→ **Requirement**: Return the count of lines that mention "color", with no other words.

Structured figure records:
>> BEGIN
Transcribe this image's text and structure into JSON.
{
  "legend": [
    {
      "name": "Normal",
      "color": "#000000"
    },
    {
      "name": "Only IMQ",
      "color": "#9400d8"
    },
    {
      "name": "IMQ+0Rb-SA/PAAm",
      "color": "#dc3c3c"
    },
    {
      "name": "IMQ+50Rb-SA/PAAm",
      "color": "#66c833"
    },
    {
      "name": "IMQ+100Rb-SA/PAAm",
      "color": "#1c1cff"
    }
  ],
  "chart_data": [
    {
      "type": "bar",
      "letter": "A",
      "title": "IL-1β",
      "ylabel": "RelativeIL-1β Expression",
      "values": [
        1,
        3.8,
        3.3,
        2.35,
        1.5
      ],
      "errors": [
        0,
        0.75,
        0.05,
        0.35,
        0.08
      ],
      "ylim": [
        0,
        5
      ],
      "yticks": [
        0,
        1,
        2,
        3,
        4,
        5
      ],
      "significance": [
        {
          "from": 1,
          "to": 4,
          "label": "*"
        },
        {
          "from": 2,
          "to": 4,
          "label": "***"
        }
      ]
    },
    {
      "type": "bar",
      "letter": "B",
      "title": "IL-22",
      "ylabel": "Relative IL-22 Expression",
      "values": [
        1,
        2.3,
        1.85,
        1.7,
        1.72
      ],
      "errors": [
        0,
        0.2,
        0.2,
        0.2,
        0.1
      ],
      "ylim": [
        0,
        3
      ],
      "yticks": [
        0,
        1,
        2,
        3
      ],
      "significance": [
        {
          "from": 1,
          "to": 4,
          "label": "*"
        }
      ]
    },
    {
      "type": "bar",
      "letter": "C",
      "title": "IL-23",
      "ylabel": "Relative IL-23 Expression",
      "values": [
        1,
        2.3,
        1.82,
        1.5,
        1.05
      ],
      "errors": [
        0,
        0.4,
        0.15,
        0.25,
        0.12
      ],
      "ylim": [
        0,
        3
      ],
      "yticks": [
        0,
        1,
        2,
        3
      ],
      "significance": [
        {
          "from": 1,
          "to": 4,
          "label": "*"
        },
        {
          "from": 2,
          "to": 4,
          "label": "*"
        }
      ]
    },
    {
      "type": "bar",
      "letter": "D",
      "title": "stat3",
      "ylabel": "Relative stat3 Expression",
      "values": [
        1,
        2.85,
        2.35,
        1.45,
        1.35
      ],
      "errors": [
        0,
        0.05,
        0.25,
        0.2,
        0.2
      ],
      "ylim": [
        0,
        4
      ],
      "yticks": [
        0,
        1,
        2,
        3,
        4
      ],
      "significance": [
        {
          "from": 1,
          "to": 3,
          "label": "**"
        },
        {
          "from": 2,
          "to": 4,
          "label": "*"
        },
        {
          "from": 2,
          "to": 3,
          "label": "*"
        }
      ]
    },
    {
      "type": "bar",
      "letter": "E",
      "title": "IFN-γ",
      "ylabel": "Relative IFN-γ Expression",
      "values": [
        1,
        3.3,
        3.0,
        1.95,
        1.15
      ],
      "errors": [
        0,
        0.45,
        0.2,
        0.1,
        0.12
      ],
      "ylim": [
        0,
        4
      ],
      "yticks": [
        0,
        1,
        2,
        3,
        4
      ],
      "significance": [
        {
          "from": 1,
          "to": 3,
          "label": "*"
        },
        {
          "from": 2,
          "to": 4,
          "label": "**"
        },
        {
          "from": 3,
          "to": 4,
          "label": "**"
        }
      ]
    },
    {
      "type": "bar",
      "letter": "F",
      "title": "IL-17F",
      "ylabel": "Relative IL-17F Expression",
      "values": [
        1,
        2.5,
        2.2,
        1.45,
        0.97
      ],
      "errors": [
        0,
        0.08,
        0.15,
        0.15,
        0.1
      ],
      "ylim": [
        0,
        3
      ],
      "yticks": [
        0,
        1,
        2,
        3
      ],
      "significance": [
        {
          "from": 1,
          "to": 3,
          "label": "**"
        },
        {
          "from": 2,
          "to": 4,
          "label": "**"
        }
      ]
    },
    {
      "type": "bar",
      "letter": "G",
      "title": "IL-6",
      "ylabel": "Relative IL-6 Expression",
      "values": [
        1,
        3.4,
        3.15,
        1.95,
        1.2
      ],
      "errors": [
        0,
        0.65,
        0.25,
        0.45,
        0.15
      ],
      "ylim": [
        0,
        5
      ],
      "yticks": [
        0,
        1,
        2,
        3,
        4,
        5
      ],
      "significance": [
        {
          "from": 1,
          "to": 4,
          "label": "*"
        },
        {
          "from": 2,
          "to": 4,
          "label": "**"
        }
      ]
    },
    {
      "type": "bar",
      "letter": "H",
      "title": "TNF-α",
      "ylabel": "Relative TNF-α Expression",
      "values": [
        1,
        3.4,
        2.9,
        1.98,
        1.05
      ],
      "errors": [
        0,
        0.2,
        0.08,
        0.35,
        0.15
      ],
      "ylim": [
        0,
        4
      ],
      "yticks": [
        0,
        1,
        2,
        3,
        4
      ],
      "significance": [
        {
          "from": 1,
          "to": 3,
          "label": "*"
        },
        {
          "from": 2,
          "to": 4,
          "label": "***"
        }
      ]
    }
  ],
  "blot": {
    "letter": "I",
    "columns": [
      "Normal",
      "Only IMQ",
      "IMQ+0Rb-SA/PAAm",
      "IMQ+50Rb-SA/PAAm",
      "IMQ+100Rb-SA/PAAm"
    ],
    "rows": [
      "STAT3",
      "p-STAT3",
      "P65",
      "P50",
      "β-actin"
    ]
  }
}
>> END
→ **Response to this exercise**: 5